## [TASK BRIEF]
Report every line below that holds the word "JSON".

(Items from a figure collection)
☆ ☆ ☆ ☆ ☆
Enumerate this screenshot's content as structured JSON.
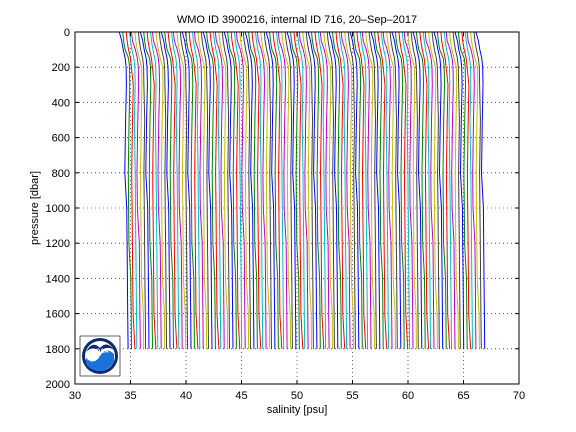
{
  "chart_data": {
    "type": "line",
    "title": "WMO ID 3900216, internal ID 716, 20–Sep–2017",
    "xlabel": "salinity [psu]",
    "ylabel": "pressure [dbar]",
    "xlim": [
      30,
      70
    ],
    "ylim": [
      0,
      2000
    ],
    "y_reversed": true,
    "grid": true,
    "grid_style": "dotted",
    "x_ticks": [
      30,
      35,
      40,
      45,
      50,
      55,
      60,
      65,
      70
    ],
    "y_ticks": [
      0,
      200,
      400,
      600,
      800,
      1000,
      1200,
      1400,
      1600,
      1800,
      2000
    ],
    "series_colors": [
      "#0000ff",
      "#008000",
      "#ff0000",
      "#00bfbf",
      "#bf00bf",
      "#bfbf00",
      "#404040"
    ],
    "profile_shape": {
      "pressure": [
        0,
        50,
        100,
        150,
        200,
        300,
        500,
        800,
        1000,
        1200,
        1400,
        1600,
        1800
      ],
      "salinity_offset": [
        -0.35,
        -0.25,
        -0.1,
        0.1,
        0.2,
        0.25,
        0.2,
        0.15,
        0.2,
        0.25,
        0.3,
        0.35,
        0.4
      ]
    },
    "profiles": {
      "count": 120,
      "first_base_salinity": 34.4,
      "base_salinity_step": 0.27,
      "max_pressure": 1800
    }
  },
  "logo": {
    "text": "NOAA"
  }
}
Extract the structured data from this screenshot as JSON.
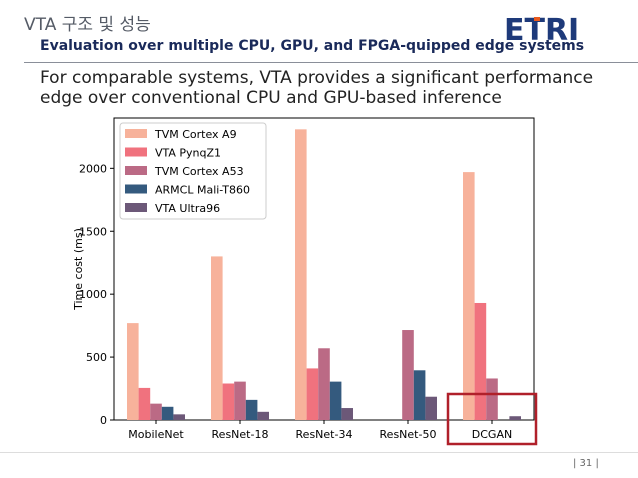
{
  "header": {
    "title": "VTA 구조 및 성능",
    "subtitle": "Evaluation over multiple CPU, GPU, and FPGA-quipped edge systems",
    "logo_text": "ETRI",
    "logo_colors": [
      "#1e3a7a",
      "#e85a1e"
    ]
  },
  "body": {
    "line1": "For comparable systems, VTA provides a significant performance",
    "line2": "edge over conventional CPU and GPU-based inference"
  },
  "footer": {
    "page": "|  31  |"
  },
  "highlight": {
    "category": "DCGAN",
    "color": "#b0202a"
  },
  "chart_data": {
    "type": "bar",
    "title": "",
    "xlabel": "",
    "ylabel": "Time cost (ms)",
    "ylim": [
      0,
      2400
    ],
    "yticks": [
      0,
      500,
      1000,
      1500,
      2000
    ],
    "legend_position": "top-left",
    "categories": [
      "MobileNet",
      "ResNet-18",
      "ResNet-34",
      "ResNet-50",
      "DCGAN"
    ],
    "series": [
      {
        "name": "TVM Cortex A9",
        "color": "#f7b29b",
        "values": [
          770,
          1300,
          2310,
          null,
          1970
        ]
      },
      {
        "name": "VTA PynqZ1",
        "color": "#f0727e",
        "values": [
          255,
          290,
          410,
          null,
          930
        ]
      },
      {
        "name": "TVM Cortex A53",
        "color": "#bb6a85",
        "values": [
          130,
          305,
          570,
          715,
          330
        ]
      },
      {
        "name": "ARMCL Mali-T860",
        "color": "#345a7e",
        "values": [
          105,
          160,
          305,
          395,
          null
        ]
      },
      {
        "name": "VTA Ultra96",
        "color": "#6c5878",
        "values": [
          45,
          65,
          95,
          185,
          30
        ]
      }
    ]
  }
}
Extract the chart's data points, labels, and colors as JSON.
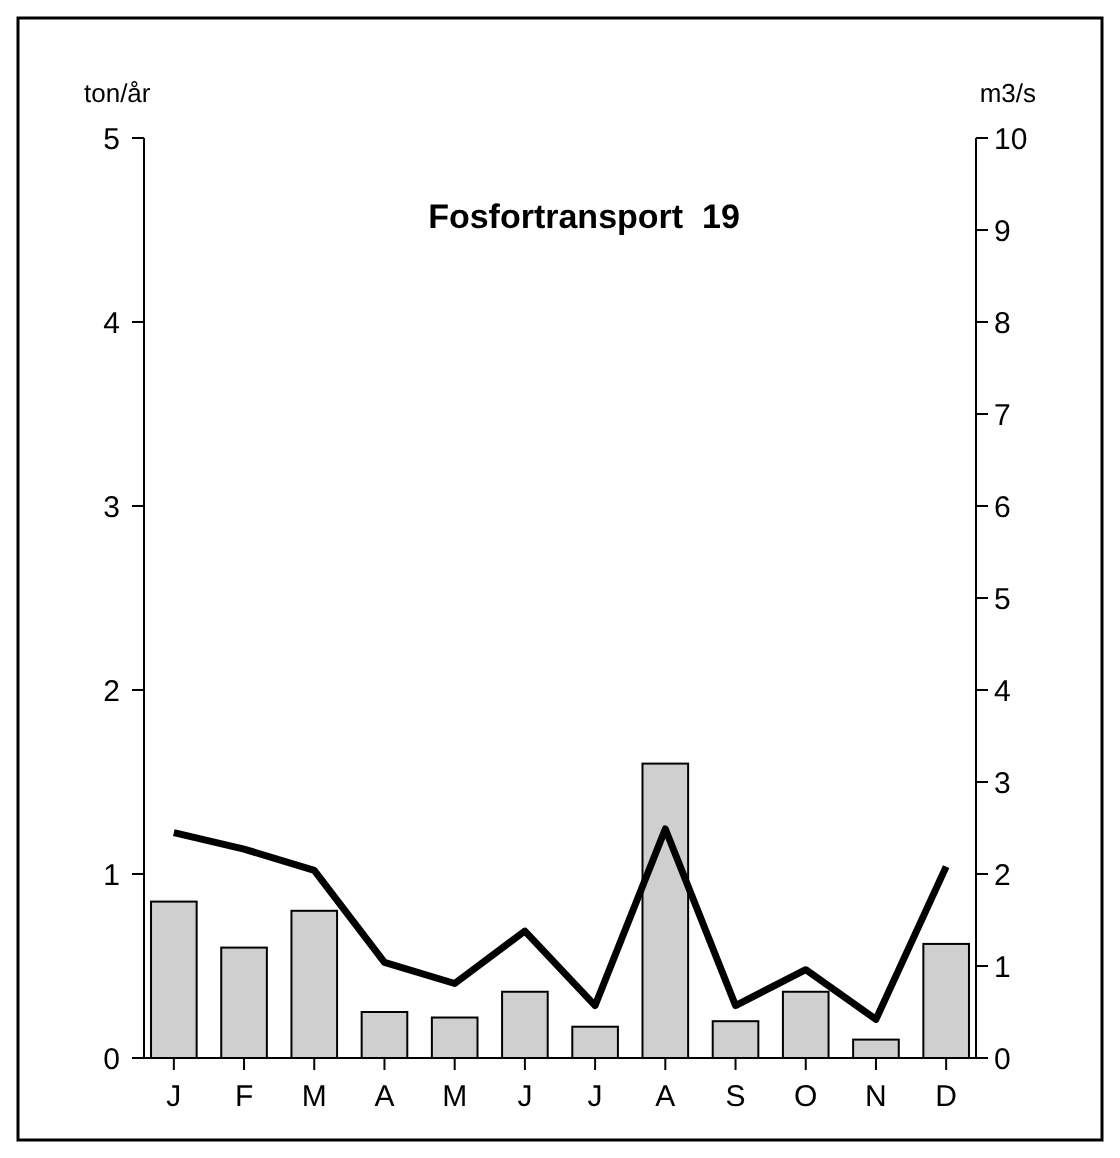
{
  "chart_data": {
    "type": "bar",
    "title": "Fosfortransport  19",
    "ylabel": "ton/år",
    "y2label": "m3/s",
    "categories": [
      "J",
      "F",
      "M",
      "A",
      "M",
      "J",
      "J",
      "A",
      "S",
      "O",
      "N",
      "D"
    ],
    "series": [
      {
        "color": "#cfcfcf",
        "values": [
          0.85,
          0.6,
          0.8,
          0.25,
          0.22,
          0.36,
          0.17,
          1.6,
          0.2,
          0.36,
          0.1,
          0.62
        ]
      },
      {
        "type": "line",
        "axis": "y2",
        "color": "#000000",
        "values": [
          2.45,
          2.27,
          2.04,
          1.04,
          0.81,
          1.38,
          0.57,
          2.49,
          0.57,
          0.96,
          0.42,
          2.08
        ]
      }
    ],
    "ylim": [
      0,
      5
    ],
    "yticks": [
      0,
      1,
      2,
      3,
      4,
      5
    ],
    "y2lim": [
      0,
      10
    ],
    "y2ticks": [
      0,
      1,
      2,
      3,
      4,
      5,
      6,
      7,
      8,
      9,
      10
    ],
    "grid": false,
    "marker": "none",
    "line_style": "solid"
  }
}
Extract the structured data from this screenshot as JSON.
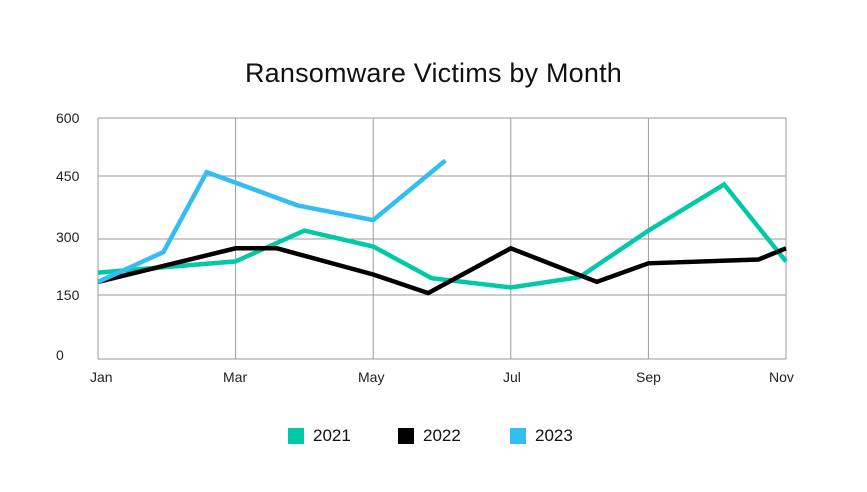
{
  "chart_data": {
    "type": "line",
    "title": "Ransomware Victims by Month",
    "xlabel": "",
    "ylabel": "",
    "ylim": [
      0,
      600
    ],
    "yticks": [
      0,
      150,
      300,
      450,
      600
    ],
    "xtick_labels": [
      "Jan",
      "Mar",
      "May",
      "Jul",
      "Sep",
      "Nov"
    ],
    "grid": true,
    "legend_position": "bottom",
    "x_unit_note": "x values are month positions, Jan = 0 ... Nov = 10",
    "series": [
      {
        "name": "2021",
        "color": "#00C9A7",
        "points": [
          {
            "x": 0,
            "y": 210
          },
          {
            "x": 2,
            "y": 240
          },
          {
            "x": 3,
            "y": 320
          },
          {
            "x": 4,
            "y": 280
          },
          {
            "x": 4.85,
            "y": 195
          },
          {
            "x": 6,
            "y": 170
          },
          {
            "x": 7,
            "y": 198
          },
          {
            "x": 8,
            "y": 320
          },
          {
            "x": 9.1,
            "y": 430
          },
          {
            "x": 10,
            "y": 240
          }
        ]
      },
      {
        "name": "2022",
        "color": "#000000",
        "points": [
          {
            "x": 0,
            "y": 185
          },
          {
            "x": 2,
            "y": 275
          },
          {
            "x": 2.6,
            "y": 275
          },
          {
            "x": 4,
            "y": 205
          },
          {
            "x": 4.8,
            "y": 155
          },
          {
            "x": 6,
            "y": 275
          },
          {
            "x": 7.25,
            "y": 185
          },
          {
            "x": 8,
            "y": 235
          },
          {
            "x": 9.6,
            "y": 245
          },
          {
            "x": 10,
            "y": 275
          }
        ]
      },
      {
        "name": "2023",
        "color": "#33BDF2",
        "points": [
          {
            "x": 0,
            "y": 185
          },
          {
            "x": 0.95,
            "y": 265
          },
          {
            "x": 1.58,
            "y": 460
          },
          {
            "x": 2.9,
            "y": 380
          },
          {
            "x": 4,
            "y": 345
          },
          {
            "x": 5.05,
            "y": 490
          }
        ]
      }
    ]
  },
  "title": "Ransomware Victims by Month",
  "yaxis": {
    "ticks": [
      "600",
      "450",
      "300",
      "150",
      "0"
    ]
  },
  "xaxis": {
    "ticks": [
      "Jan",
      "Mar",
      "May",
      "Jul",
      "Sep",
      "Nov"
    ]
  },
  "legend": {
    "items": [
      {
        "label": "2021",
        "color": "#00C9A7"
      },
      {
        "label": "2022",
        "color": "#000000"
      },
      {
        "label": "2023",
        "color": "#33BDF2"
      }
    ]
  }
}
☆ ☆ ☆ ☆ ☆
## [WRITTEN RESPONSE]
Enumerate this screenshot's content as structured JSON.
Extract the structured data from this screenshot as JSON.
Extract the chart's data points, labels, and colors as JSON.
Extract the structured data from this screenshot as JSON.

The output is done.